>> START AVAILABLE DATA

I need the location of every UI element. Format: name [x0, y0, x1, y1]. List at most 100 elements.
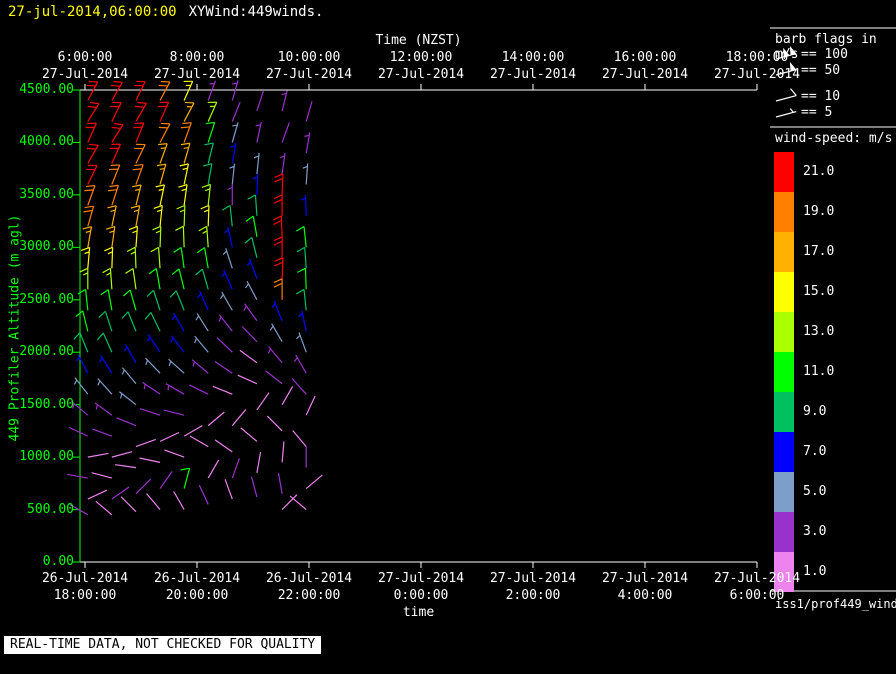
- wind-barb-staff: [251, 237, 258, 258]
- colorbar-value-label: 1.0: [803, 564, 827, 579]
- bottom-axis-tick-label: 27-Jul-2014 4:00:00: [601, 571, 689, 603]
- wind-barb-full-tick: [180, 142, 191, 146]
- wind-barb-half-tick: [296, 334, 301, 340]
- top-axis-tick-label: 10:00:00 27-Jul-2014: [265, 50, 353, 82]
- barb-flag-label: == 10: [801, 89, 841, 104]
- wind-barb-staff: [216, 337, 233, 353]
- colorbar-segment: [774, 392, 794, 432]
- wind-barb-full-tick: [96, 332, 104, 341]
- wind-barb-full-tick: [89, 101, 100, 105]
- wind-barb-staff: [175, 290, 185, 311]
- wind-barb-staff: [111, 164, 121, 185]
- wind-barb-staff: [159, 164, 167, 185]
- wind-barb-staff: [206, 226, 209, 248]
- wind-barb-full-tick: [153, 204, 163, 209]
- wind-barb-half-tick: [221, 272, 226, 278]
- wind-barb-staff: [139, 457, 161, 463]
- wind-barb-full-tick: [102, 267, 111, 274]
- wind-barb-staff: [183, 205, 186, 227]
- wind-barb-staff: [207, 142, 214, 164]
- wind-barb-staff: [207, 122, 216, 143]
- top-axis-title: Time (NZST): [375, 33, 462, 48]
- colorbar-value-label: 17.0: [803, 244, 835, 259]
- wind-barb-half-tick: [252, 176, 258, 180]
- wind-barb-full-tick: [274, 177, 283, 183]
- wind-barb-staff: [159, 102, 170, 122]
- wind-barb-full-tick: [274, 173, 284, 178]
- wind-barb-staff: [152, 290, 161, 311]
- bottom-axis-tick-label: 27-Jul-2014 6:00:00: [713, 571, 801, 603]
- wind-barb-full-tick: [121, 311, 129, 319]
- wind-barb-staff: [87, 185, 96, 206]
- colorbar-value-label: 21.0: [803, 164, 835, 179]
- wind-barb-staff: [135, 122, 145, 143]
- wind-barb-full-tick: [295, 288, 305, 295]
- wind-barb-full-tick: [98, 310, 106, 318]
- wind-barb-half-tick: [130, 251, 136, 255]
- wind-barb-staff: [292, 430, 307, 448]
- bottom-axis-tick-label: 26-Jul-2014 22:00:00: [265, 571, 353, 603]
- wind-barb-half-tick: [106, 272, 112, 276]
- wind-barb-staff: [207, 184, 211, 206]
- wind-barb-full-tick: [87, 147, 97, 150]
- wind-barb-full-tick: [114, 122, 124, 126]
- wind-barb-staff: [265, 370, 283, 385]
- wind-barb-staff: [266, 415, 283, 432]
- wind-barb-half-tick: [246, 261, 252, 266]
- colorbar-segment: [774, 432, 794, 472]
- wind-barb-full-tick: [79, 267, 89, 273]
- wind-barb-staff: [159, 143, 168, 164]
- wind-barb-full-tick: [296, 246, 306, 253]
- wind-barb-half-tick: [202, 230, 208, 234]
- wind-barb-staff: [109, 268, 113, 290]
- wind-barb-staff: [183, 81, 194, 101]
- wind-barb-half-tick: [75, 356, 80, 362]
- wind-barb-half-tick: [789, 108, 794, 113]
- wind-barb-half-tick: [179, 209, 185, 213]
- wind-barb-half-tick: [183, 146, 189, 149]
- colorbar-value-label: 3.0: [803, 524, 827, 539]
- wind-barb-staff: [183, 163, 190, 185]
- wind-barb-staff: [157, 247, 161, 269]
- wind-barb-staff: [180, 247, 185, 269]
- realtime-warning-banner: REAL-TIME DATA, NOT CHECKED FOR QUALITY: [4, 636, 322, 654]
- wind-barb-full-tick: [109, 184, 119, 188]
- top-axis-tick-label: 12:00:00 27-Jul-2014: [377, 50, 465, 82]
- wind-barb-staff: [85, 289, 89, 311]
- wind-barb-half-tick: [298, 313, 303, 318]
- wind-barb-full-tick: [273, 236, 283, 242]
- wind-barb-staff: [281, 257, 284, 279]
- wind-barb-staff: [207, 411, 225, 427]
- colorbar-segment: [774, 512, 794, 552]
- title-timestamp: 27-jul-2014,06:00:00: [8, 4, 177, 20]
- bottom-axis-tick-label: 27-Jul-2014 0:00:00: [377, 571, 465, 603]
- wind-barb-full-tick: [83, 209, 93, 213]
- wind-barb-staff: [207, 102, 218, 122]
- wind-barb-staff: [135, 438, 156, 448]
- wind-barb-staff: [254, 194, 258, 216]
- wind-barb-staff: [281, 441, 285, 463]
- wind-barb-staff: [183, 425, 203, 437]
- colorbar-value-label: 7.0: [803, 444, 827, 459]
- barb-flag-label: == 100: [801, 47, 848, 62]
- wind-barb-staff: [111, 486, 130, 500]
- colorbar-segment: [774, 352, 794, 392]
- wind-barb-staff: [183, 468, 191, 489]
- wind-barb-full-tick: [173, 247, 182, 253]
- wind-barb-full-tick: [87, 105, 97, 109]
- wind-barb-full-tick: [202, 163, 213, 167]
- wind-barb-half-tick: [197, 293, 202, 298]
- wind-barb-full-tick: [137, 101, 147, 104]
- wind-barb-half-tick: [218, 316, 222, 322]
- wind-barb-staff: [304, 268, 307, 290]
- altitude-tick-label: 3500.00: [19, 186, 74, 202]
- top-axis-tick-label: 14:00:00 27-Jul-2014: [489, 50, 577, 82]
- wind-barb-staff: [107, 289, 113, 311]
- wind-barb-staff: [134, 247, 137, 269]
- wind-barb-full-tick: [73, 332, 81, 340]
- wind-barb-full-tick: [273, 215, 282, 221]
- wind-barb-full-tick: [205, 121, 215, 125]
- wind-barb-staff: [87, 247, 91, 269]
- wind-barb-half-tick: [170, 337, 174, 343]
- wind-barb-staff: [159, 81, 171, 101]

>> END AVAILABLE DATA

__TO DO__: Reproduce the items above word for word, every line included. Omit the picture from your answer.

__ANSWER FOR THIS EXERCISE__:
I need the location of every UI element. Format: name [x0, y0, x1, y1]. List at most 100 elements.
- wind-barb-staff: [251, 237, 258, 258]
- colorbar-value-label: 1.0: [803, 564, 827, 579]
- bottom-axis-tick-label: 27-Jul-2014 4:00:00: [601, 571, 689, 603]
- wind-barb-full-tick: [180, 142, 191, 146]
- wind-barb-half-tick: [296, 334, 301, 340]
- top-axis-tick-label: 10:00:00 27-Jul-2014: [265, 50, 353, 82]
- barb-flag-label: == 10: [801, 89, 841, 104]
- wind-barb-staff: [216, 337, 233, 353]
- colorbar-segment: [774, 392, 794, 432]
- wind-barb-full-tick: [96, 332, 104, 341]
- wind-barb-full-tick: [89, 101, 100, 105]
- wind-barb-staff: [175, 290, 185, 311]
- wind-barb-staff: [111, 164, 121, 185]
- wind-barb-staff: [159, 164, 167, 185]
- wind-barb-staff: [206, 226, 209, 248]
- wind-barb-full-tick: [153, 204, 163, 209]
- wind-barb-half-tick: [221, 272, 226, 278]
- wind-barb-staff: [139, 457, 161, 463]
- wind-barb-full-tick: [102, 267, 111, 274]
- wind-barb-staff: [183, 205, 186, 227]
- wind-barb-staff: [207, 142, 214, 164]
- wind-barb-staff: [207, 122, 216, 143]
- top-axis-title: Time (NZST): [375, 33, 462, 48]
- colorbar-value-label: 17.0: [803, 244, 835, 259]
- wind-barb-half-tick: [252, 176, 258, 180]
- wind-barb-full-tick: [274, 177, 283, 183]
- wind-barb-staff: [159, 102, 170, 122]
- wind-barb-full-tick: [274, 173, 284, 178]
- wind-barb-staff: [152, 290, 161, 311]
- bottom-axis-tick-label: 27-Jul-2014 6:00:00: [713, 571, 801, 603]
- wind-barb-full-tick: [121, 311, 129, 319]
- wind-barb-staff: [87, 185, 96, 206]
- colorbar-value-label: 21.0: [803, 164, 835, 179]
- wind-barb-staff: [135, 122, 145, 143]
- wind-barb-full-tick: [295, 288, 305, 295]
- wind-barb-full-tick: [98, 310, 106, 318]
- wind-barb-half-tick: [130, 251, 136, 255]
- wind-barb-staff: [292, 430, 307, 448]
- bottom-axis-tick-label: 26-Jul-2014 22:00:00: [265, 571, 353, 603]
- wind-barb-half-tick: [106, 272, 112, 276]
- wind-barb-staff: [207, 184, 211, 206]
- wind-barb-full-tick: [87, 147, 97, 150]
- wind-barb-full-tick: [114, 122, 124, 126]
- wind-barb-staff: [265, 370, 283, 385]
- wind-barb-staff: [266, 415, 283, 432]
- wind-barb-half-tick: [246, 261, 252, 266]
- colorbar-segment: [774, 432, 794, 472]
- wind-barb-full-tick: [79, 267, 89, 273]
- wind-barb-staff: [159, 143, 168, 164]
- wind-barb-full-tick: [296, 246, 306, 253]
- wind-barb-half-tick: [202, 230, 208, 234]
- wind-barb-staff: [109, 268, 113, 290]
- wind-barb-staff: [183, 81, 194, 101]
- wind-barb-half-tick: [75, 356, 80, 362]
- wind-barb-half-tick: [789, 108, 794, 113]
- wind-barb-half-tick: [179, 209, 185, 213]
- wind-barb-half-tick: [183, 146, 189, 149]
- colorbar-value-label: 3.0: [803, 524, 827, 539]
- wind-barb-staff: [183, 163, 190, 185]
- wind-barb-staff: [157, 247, 161, 269]
- wind-barb-staff: [180, 247, 185, 269]
- realtime-warning-banner: REAL-TIME DATA, NOT CHECKED FOR QUALITY: [4, 636, 322, 654]
- wind-barb-full-tick: [109, 184, 119, 188]
- top-axis-tick-label: 12:00:00 27-Jul-2014: [377, 50, 465, 82]
- wind-barb-staff: [85, 289, 89, 311]
- wind-barb-half-tick: [298, 313, 303, 318]
- wind-barb-full-tick: [273, 236, 283, 242]
- wind-barb-staff: [281, 257, 284, 279]
- wind-barb-staff: [207, 411, 225, 427]
- colorbar-segment: [774, 512, 794, 552]
- title-timestamp: 27-jul-2014,06:00:00: [8, 4, 177, 20]
- bottom-axis-tick-label: 27-Jul-2014 0:00:00: [377, 571, 465, 603]
- wind-barb-full-tick: [83, 209, 93, 213]
- wind-barb-staff: [207, 102, 218, 122]
- wind-barb-staff: [135, 438, 156, 448]
- wind-barb-staff: [254, 194, 258, 216]
- wind-barb-staff: [281, 441, 285, 463]
- wind-barb-staff: [183, 425, 203, 437]
- colorbar-value-label: 7.0: [803, 444, 827, 459]
- barb-flag-label: == 100: [801, 47, 848, 62]
- wind-barb-staff: [111, 486, 130, 500]
- colorbar-segment: [774, 352, 794, 392]
- wind-barb-staff: [183, 468, 191, 489]
- wind-barb-full-tick: [173, 247, 182, 253]
- wind-barb-full-tick: [87, 105, 97, 109]
- wind-barb-full-tick: [202, 163, 213, 167]
- wind-barb-half-tick: [197, 293, 202, 298]
- wind-barb-full-tick: [137, 101, 147, 104]
- wind-barb-half-tick: [218, 316, 222, 322]
- wind-barb-staff: [304, 268, 307, 290]
- altitude-tick-label: 3500.00: [19, 186, 74, 202]
- top-axis-tick-label: 14:00:00 27-Jul-2014: [489, 50, 577, 82]
- wind-barb-staff: [107, 289, 113, 311]
- wind-barb-staff: [134, 247, 137, 269]
- wind-barb-full-tick: [73, 332, 81, 340]
- wind-barb-full-tick: [273, 215, 282, 221]
- wind-barb-full-tick: [205, 121, 215, 125]
- wind-barb-staff: [87, 247, 91, 269]
- wind-barb-half-tick: [170, 337, 174, 343]
- wind-barb-staff: [159, 81, 171, 101]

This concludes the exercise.